### Task goal
Copy each of the items below line for line, keeping every character unchanged.

** Start **

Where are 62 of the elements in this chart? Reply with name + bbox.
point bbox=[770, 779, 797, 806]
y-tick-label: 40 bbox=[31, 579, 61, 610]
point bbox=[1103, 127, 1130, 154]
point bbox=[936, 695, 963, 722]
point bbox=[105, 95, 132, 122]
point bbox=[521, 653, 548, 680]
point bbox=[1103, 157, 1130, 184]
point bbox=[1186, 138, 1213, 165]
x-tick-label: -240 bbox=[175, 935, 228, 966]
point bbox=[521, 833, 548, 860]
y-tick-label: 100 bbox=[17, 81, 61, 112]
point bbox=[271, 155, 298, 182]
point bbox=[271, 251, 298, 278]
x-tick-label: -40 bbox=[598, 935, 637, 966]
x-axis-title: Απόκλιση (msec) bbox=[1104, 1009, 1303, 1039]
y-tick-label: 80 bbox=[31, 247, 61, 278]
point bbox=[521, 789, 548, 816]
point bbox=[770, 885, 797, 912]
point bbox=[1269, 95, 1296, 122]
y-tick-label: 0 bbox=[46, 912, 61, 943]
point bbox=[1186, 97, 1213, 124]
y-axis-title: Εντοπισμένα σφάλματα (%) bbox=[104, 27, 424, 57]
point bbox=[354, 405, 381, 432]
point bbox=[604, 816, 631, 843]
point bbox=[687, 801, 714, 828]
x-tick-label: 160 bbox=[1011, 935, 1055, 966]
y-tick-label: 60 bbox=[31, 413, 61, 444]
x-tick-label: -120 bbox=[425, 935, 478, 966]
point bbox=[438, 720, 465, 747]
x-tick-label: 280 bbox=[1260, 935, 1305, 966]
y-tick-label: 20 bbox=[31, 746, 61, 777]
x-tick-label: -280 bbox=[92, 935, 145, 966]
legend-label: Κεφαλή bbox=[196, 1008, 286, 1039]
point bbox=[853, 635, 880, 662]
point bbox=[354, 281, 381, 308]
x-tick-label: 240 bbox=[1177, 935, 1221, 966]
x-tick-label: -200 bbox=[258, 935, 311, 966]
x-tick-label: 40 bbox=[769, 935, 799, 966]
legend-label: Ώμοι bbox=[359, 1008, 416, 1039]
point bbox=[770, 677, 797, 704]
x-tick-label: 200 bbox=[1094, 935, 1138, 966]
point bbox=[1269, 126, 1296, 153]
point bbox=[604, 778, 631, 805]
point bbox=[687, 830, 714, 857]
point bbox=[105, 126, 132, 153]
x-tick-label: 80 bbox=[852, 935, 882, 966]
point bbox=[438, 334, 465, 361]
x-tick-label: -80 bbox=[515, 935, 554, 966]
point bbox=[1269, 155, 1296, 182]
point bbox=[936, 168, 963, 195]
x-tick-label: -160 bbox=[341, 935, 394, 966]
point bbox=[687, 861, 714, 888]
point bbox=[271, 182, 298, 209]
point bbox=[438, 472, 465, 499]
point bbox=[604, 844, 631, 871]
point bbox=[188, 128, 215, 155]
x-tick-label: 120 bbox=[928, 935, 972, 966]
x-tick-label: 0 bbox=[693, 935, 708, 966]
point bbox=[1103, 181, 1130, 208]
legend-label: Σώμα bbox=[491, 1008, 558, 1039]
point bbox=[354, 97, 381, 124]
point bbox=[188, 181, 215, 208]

** End **

### Reply to the task
Where are 62 of the elements in this chart? Reply with name + bbox.
point bbox=[770, 779, 797, 806]
y-tick-label: 40 bbox=[31, 579, 61, 610]
point bbox=[1103, 127, 1130, 154]
point bbox=[936, 695, 963, 722]
point bbox=[105, 95, 132, 122]
point bbox=[521, 653, 548, 680]
point bbox=[1103, 157, 1130, 184]
point bbox=[1186, 138, 1213, 165]
x-tick-label: -240 bbox=[175, 935, 228, 966]
point bbox=[521, 833, 548, 860]
y-tick-label: 100 bbox=[17, 81, 61, 112]
point bbox=[271, 155, 298, 182]
point bbox=[271, 251, 298, 278]
x-tick-label: -40 bbox=[598, 935, 637, 966]
x-axis-title: Απόκλιση (msec) bbox=[1104, 1009, 1303, 1039]
y-tick-label: 80 bbox=[31, 247, 61, 278]
point bbox=[521, 789, 548, 816]
point bbox=[770, 885, 797, 912]
point bbox=[1269, 95, 1296, 122]
y-tick-label: 0 bbox=[46, 912, 61, 943]
point bbox=[1186, 97, 1213, 124]
y-axis-title: Εντοπισμένα σφάλματα (%) bbox=[104, 27, 424, 57]
point bbox=[354, 405, 381, 432]
point bbox=[604, 816, 631, 843]
point bbox=[687, 801, 714, 828]
x-tick-label: 160 bbox=[1011, 935, 1055, 966]
y-tick-label: 60 bbox=[31, 413, 61, 444]
x-tick-label: -120 bbox=[425, 935, 478, 966]
point bbox=[438, 720, 465, 747]
x-tick-label: 280 bbox=[1260, 935, 1305, 966]
y-tick-label: 20 bbox=[31, 746, 61, 777]
x-tick-label: -280 bbox=[92, 935, 145, 966]
legend-label: Κεφαλή bbox=[196, 1008, 286, 1039]
point bbox=[853, 635, 880, 662]
point bbox=[354, 281, 381, 308]
x-tick-label: 240 bbox=[1177, 935, 1221, 966]
x-tick-label: -200 bbox=[258, 935, 311, 966]
x-tick-label: 40 bbox=[769, 935, 799, 966]
legend-label: Ώμοι bbox=[359, 1008, 416, 1039]
point bbox=[770, 677, 797, 704]
x-tick-label: 200 bbox=[1094, 935, 1138, 966]
point bbox=[1269, 126, 1296, 153]
point bbox=[604, 778, 631, 805]
point bbox=[687, 830, 714, 857]
point bbox=[105, 126, 132, 153]
x-tick-label: 80 bbox=[852, 935, 882, 966]
point bbox=[438, 334, 465, 361]
x-tick-label: -80 bbox=[515, 935, 554, 966]
point bbox=[1269, 155, 1296, 182]
point bbox=[936, 168, 963, 195]
x-tick-label: -160 bbox=[341, 935, 394, 966]
point bbox=[687, 861, 714, 888]
point bbox=[271, 182, 298, 209]
point bbox=[438, 472, 465, 499]
point bbox=[604, 844, 631, 871]
point bbox=[188, 128, 215, 155]
x-tick-label: 120 bbox=[928, 935, 972, 966]
x-tick-label: 0 bbox=[693, 935, 708, 966]
point bbox=[1103, 181, 1130, 208]
legend-label: Σώμα bbox=[491, 1008, 558, 1039]
point bbox=[354, 97, 381, 124]
point bbox=[188, 181, 215, 208]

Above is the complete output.